Repeat each line exactly as it is written.

┌────────

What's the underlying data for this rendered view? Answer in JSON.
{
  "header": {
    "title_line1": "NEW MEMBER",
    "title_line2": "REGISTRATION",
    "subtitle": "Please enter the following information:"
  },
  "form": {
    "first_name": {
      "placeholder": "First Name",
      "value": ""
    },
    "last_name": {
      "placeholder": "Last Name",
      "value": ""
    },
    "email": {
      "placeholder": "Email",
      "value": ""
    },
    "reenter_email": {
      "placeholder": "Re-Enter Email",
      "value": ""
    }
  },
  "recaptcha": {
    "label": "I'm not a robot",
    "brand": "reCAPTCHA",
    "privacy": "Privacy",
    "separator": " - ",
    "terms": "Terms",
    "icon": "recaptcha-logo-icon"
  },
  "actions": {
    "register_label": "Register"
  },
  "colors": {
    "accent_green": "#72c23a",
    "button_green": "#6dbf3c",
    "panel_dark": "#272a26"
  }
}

└────────

=== Solution for this problem ===
What's the underlying data for this rendered view? Answer in JSON.
{
  "header": {
    "title_line1": "NEW MEMBER",
    "title_line2": "REGISTRATION",
    "subtitle": "Please enter the following information:"
  },
  "form": {
    "first_name": {
      "placeholder": "First Name",
      "value": ""
    },
    "last_name": {
      "placeholder": "Last Name",
      "value": ""
    },
    "email": {
      "placeholder": "Email",
      "value": ""
    },
    "reenter_email": {
      "placeholder": "Re-Enter Email",
      "value": ""
    }
  },
  "recaptcha": {
    "label": "I'm not a robot",
    "brand": "reCAPTCHA",
    "privacy": "Privacy",
    "separator": " - ",
    "terms": "Terms",
    "icon": "recaptcha-logo-icon"
  },
  "actions": {
    "register_label": "Register"
  },
  "colors": {
    "accent_green": "#72c23a",
    "button_green": "#6dbf3c",
    "panel_dark": "#272a26"
  }
}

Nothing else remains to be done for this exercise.